# [SET EXERCISE]
Where the data below has the string "ACTUAL", return the whole line.

§

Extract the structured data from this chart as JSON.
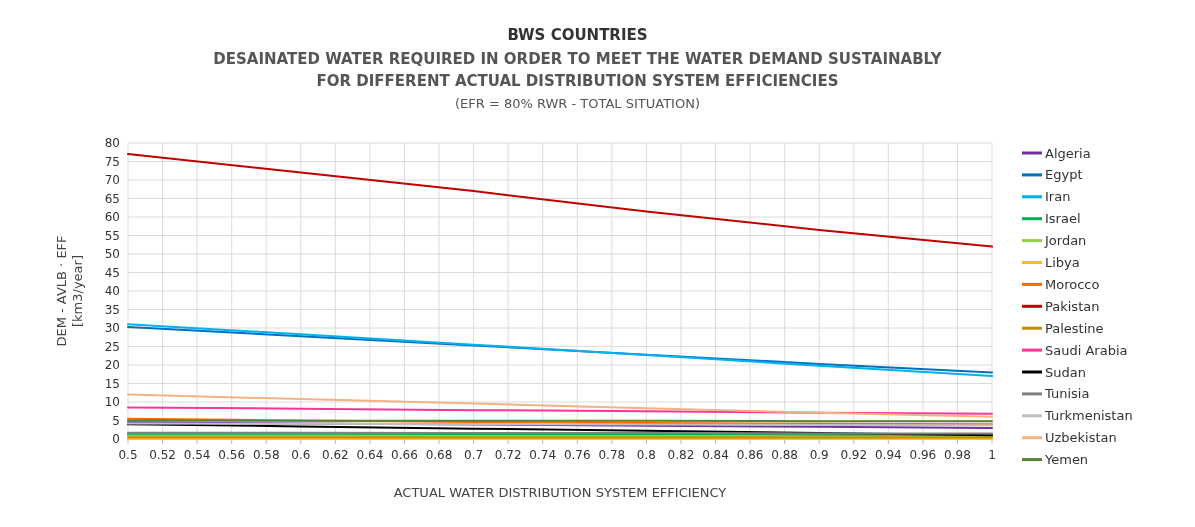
{
  "chart_data": {
    "type": "line",
    "title": "BWS COUNTRIES",
    "subtitle": "DESAINATED WATER REQUIRED IN ORDER TO MEET THE WATER DEMAND SUSTAINABLY\nFOR DIFFERENT ACTUAL DISTRIBUTION SYSTEM EFFICIENCIES",
    "annotations": [
      "(EFR = 80% RWR - TOTAL SITUATION)"
    ],
    "xlabel": "ACTUAL WATER DISTRIBUTION SYSTEM EFFICIENCY",
    "ylabel": "DEM - AVLB · EFF\n[km3/year]",
    "x": [
      0.5,
      0.6,
      0.7,
      0.8,
      0.9,
      1
    ],
    "series": [
      {
        "name": "Algeria",
        "color": "#7030a0",
        "values": [
          4.5,
          4.2,
          3.9,
          3.6,
          3.3,
          3
        ]
      },
      {
        "name": "Egypt",
        "color": "#0070c0",
        "values": [
          30.3,
          27.8,
          25.3,
          22.8,
          20.3,
          18
        ]
      },
      {
        "name": "Iran",
        "color": "#00b0f0",
        "values": [
          31,
          28.3,
          25.5,
          22.7,
          19.8,
          17
        ]
      },
      {
        "name": "Israel",
        "color": "#00b050",
        "values": [
          1.3,
          1.3,
          1.2,
          1.2,
          1.1,
          1.1
        ]
      },
      {
        "name": "Jordan",
        "color": "#92d050",
        "values": [
          0.9,
          0.9,
          0.8,
          0.8,
          0.7,
          0.7
        ]
      },
      {
        "name": "Libya",
        "color": "#ffc000",
        "values": [
          0.1,
          0.1,
          0.1,
          0.1,
          0.1,
          0.1
        ]
      },
      {
        "name": "Morocco",
        "color": "#ff6600",
        "values": [
          5.5,
          5,
          4.6,
          4.3,
          4.1,
          4
        ]
      },
      {
        "name": "Pakistan",
        "color": "#c00000",
        "values": [
          77,
          72,
          67,
          61.5,
          56.5,
          52
        ]
      },
      {
        "name": "Palestine",
        "color": "#bf8f00",
        "values": [
          0.5,
          0.5,
          0.4,
          0.4,
          0.4,
          0.4
        ]
      },
      {
        "name": "Saudi Arabia",
        "color": "#ff3399",
        "values": [
          8.5,
          8.2,
          7.8,
          7.5,
          7.1,
          6.8
        ]
      },
      {
        "name": "Sudan",
        "color": "#000000",
        "values": [
          4,
          3.4,
          2.8,
          2.2,
          1.6,
          1
        ]
      },
      {
        "name": "Tunisia",
        "color": "#808080",
        "values": [
          1.7,
          1.7,
          1.6,
          1.6,
          1.5,
          1.5
        ]
      },
      {
        "name": "Turkmenistan",
        "color": "#bfbfbf",
        "values": [
          4.2,
          4.1,
          4,
          3.9,
          3.8,
          3.7
        ]
      },
      {
        "name": "Uzbekistan",
        "color": "#f4b183",
        "values": [
          12,
          10.8,
          9.6,
          8.3,
          7.1,
          6
        ]
      },
      {
        "name": "Yemen",
        "color": "#548235",
        "values": [
          5,
          4.9,
          4.9,
          4.9,
          4.8,
          4.8
        ]
      }
    ],
    "xlim": [
      0.5,
      1
    ],
    "xticks": [
      0.5,
      0.52,
      0.54,
      0.56,
      0.58,
      0.6,
      0.62,
      0.64,
      0.66,
      0.68,
      0.7,
      0.72,
      0.74,
      0.76,
      0.78,
      0.8,
      0.82,
      0.84,
      0.86,
      0.88,
      0.9,
      0.92,
      0.94,
      0.96,
      0.98,
      1
    ],
    "ylim": [
      0,
      80
    ],
    "yticks": [
      0,
      5,
      10,
      15,
      20,
      25,
      30,
      35,
      40,
      45,
      50,
      55,
      60,
      65,
      70,
      75,
      80
    ],
    "grid": true,
    "legend": "right",
    "marker": "none",
    "line_style": "solid"
  }
}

§

# [SOLUTION FOR THIS EXERCISE]
    "subtitle": "DESAINATED WATER REQUIRED IN ORDER TO MEET THE WATER DEMAND SUSTAINABLY\nFOR DIFFERENT ACTUAL DISTRIBUTION SYSTEM EFFICIENCIES",
    "xlabel": "ACTUAL WATER DISTRIBUTION SYSTEM EFFICIENCY",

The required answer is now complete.